Written problem:
Please copy the rows verbatim, starting at the first one and ending with the row that contains "file-progress-text: 100.000% / 10.66".

Given records:
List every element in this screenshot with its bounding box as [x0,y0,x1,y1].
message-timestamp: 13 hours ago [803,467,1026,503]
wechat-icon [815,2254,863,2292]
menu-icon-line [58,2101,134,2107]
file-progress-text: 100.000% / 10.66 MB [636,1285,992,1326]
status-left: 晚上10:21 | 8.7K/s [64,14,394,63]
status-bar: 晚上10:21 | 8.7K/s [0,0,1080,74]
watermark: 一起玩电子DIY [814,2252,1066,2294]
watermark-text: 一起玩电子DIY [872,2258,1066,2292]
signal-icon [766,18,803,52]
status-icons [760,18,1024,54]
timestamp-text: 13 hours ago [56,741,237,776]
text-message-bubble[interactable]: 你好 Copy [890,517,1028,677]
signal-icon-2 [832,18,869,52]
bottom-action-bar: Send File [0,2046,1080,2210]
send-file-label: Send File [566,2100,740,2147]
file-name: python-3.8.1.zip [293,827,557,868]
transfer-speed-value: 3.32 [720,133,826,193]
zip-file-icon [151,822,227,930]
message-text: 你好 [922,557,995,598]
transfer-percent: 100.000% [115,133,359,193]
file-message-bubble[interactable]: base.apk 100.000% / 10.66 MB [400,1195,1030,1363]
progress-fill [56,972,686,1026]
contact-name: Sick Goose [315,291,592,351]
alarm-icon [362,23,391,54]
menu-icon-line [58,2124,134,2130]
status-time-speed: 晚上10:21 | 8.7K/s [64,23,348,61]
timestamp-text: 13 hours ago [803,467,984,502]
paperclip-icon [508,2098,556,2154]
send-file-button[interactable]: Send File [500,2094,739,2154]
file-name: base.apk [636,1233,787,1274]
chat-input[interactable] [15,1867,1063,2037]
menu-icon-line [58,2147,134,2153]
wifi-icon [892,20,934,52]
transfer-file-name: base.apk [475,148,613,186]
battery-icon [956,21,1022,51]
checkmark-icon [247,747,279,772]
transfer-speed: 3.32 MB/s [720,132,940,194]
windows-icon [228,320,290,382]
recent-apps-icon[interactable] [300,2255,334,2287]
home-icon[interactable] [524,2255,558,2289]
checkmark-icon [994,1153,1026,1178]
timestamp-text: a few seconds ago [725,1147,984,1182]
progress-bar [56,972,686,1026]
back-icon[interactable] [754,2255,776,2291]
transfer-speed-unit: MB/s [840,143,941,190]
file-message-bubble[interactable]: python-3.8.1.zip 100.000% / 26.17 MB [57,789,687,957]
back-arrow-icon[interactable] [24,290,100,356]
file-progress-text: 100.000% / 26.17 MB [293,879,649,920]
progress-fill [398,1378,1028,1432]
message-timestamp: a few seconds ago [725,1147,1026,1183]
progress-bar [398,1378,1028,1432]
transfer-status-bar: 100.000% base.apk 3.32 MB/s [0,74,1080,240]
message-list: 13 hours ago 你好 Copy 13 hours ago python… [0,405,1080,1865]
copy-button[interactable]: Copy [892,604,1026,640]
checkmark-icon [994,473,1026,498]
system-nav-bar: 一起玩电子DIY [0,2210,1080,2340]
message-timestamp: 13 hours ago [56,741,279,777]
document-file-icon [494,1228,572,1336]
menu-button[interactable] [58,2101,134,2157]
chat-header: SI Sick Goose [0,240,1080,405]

Task result:
List every element in this screenshot with its bounding box as [x0,y0,x1,y1].
message-timestamp: 13 hours ago [803,467,1026,503]
wechat-icon [815,2254,863,2292]
menu-icon-line [58,2101,134,2107]
file-progress-text: 100.000% / 10.66 MB [636,1285,992,1326]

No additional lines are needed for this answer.